■ Part of a data file:
begin
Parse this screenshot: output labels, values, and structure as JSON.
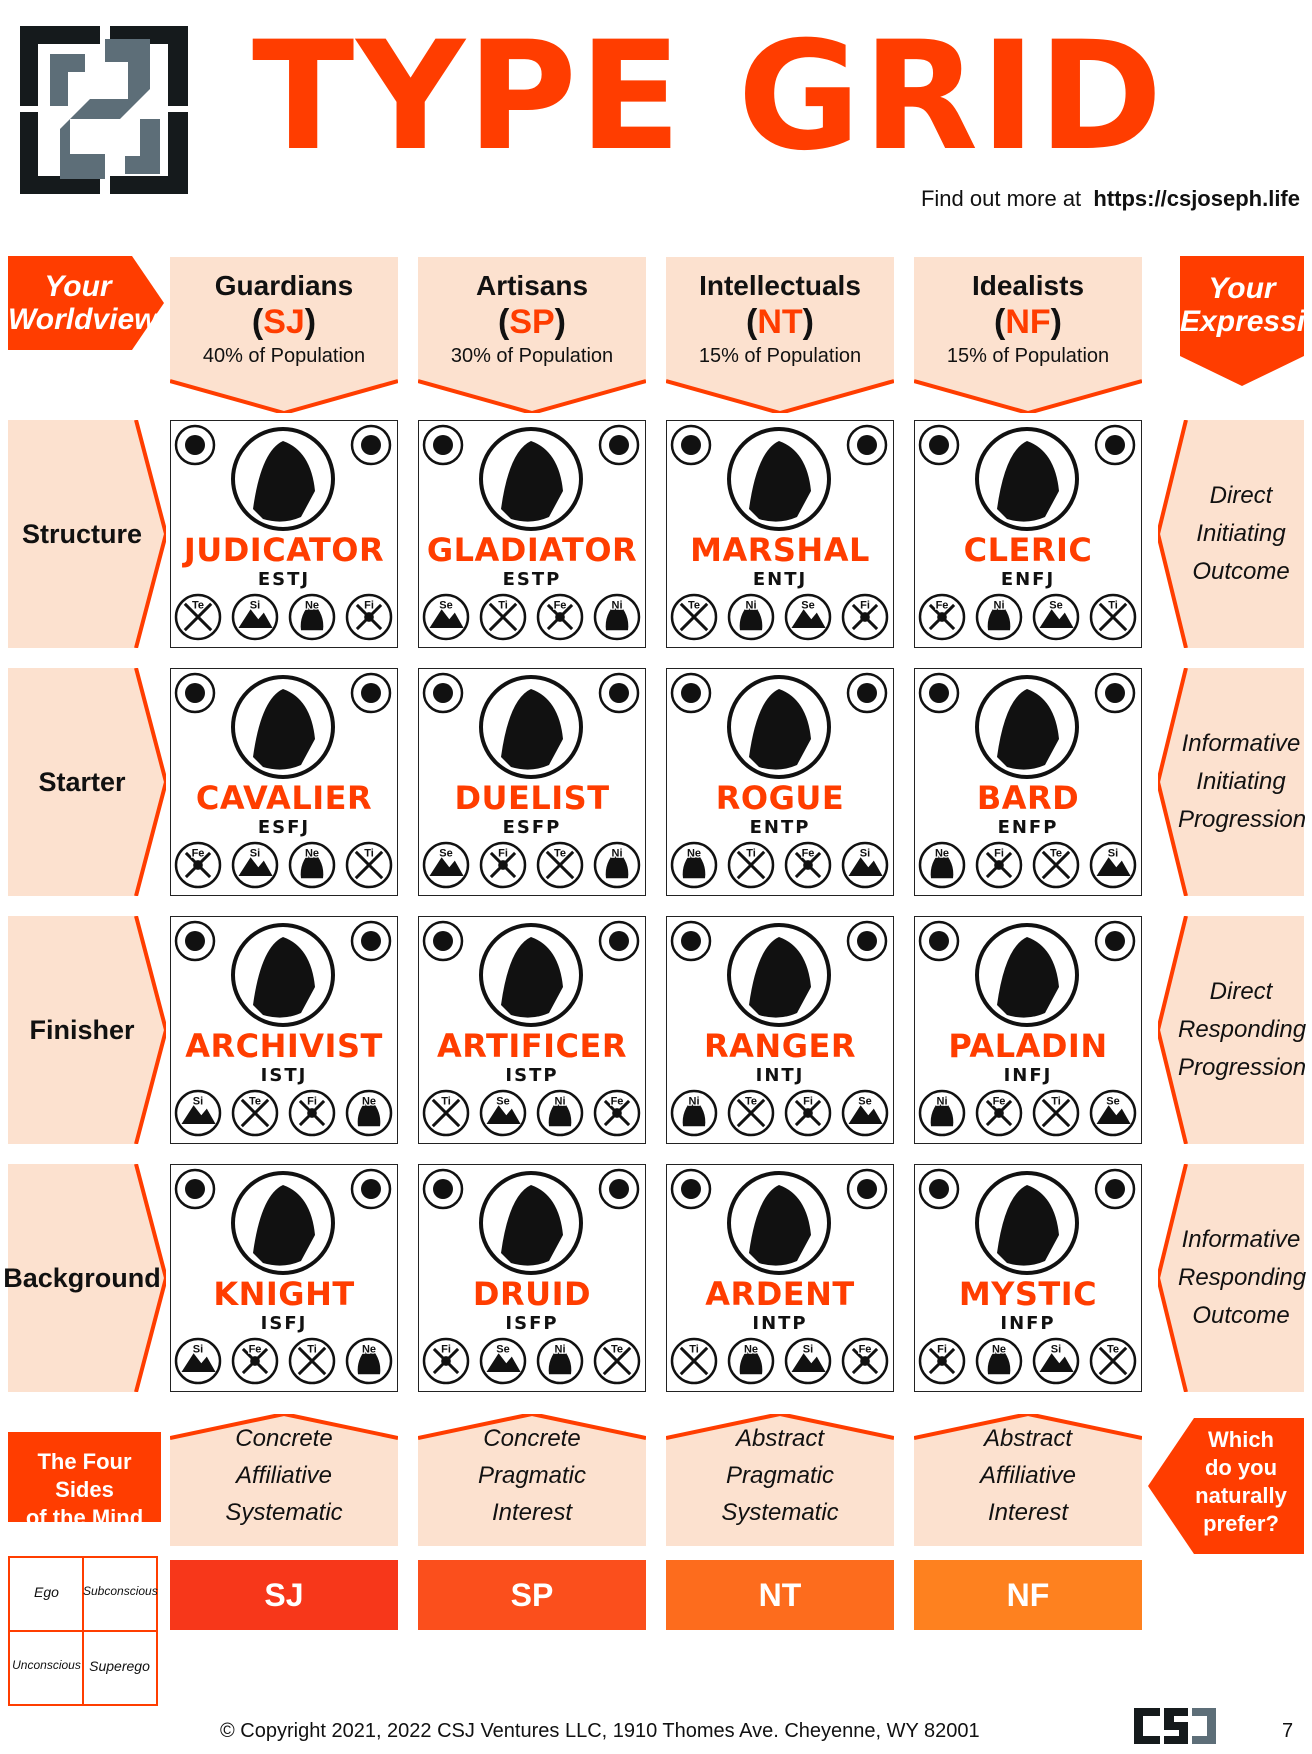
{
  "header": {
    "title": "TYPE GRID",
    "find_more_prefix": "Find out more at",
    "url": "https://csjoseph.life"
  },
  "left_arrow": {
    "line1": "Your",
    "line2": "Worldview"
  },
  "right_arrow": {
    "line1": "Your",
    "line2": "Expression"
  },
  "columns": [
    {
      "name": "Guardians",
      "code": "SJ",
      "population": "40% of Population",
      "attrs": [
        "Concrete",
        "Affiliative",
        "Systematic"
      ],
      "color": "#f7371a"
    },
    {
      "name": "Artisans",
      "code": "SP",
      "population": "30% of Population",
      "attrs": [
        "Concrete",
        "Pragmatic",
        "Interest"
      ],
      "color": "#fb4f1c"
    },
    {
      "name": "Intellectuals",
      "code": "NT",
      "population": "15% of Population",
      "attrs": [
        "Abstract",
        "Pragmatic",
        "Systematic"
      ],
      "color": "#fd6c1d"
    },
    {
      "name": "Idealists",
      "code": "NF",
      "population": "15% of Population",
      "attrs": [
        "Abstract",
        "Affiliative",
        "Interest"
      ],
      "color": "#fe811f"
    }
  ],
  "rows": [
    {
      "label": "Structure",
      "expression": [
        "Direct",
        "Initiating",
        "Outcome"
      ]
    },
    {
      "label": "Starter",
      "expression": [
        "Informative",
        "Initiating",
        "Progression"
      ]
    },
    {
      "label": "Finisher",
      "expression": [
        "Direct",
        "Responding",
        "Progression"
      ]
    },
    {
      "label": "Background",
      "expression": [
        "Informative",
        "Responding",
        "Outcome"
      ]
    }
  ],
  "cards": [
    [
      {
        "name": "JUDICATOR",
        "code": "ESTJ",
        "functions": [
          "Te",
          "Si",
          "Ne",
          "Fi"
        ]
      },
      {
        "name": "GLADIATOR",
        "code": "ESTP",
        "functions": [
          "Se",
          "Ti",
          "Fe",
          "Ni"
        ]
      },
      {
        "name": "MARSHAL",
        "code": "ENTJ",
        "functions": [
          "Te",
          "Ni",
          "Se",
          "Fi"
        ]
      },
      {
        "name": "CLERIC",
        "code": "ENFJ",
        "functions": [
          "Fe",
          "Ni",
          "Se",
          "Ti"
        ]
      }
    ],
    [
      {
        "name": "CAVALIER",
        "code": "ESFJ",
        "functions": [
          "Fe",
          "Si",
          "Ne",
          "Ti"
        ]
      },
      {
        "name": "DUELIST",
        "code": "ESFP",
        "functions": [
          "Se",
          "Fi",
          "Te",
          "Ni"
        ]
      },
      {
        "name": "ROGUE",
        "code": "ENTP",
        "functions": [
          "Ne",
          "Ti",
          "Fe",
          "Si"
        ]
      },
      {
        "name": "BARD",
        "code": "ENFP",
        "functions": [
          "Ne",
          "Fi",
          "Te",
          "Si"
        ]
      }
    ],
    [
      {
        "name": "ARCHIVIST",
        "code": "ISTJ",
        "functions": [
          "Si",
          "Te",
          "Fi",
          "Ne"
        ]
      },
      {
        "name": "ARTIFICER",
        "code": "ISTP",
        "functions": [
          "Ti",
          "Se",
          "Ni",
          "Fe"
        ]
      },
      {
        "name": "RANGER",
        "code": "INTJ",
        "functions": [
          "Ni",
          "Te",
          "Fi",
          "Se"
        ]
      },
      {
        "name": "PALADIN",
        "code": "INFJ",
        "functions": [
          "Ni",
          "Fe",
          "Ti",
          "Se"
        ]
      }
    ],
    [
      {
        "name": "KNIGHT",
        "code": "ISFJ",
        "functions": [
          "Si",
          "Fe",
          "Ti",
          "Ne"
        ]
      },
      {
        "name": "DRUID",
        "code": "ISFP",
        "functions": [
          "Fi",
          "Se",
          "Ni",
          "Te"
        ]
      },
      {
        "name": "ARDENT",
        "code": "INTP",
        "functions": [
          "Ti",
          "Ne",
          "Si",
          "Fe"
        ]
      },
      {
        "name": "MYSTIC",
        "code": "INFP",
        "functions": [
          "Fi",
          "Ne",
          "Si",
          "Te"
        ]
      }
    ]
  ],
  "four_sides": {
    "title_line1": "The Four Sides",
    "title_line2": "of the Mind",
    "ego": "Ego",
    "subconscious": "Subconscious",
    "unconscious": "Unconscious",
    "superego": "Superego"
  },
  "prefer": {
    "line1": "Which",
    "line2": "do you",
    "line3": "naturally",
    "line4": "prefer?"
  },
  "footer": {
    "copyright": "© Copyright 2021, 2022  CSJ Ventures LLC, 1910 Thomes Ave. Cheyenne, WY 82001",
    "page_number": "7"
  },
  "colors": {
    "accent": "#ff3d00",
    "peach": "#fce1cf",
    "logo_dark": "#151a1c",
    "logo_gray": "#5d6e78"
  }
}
end
Take every line from the data that contains the word "Population".

■ Worked answer:
      "population": "40% of Population",
      "population": "30% of Population",
      "population": "15% of Population",
      "population": "15% of Population",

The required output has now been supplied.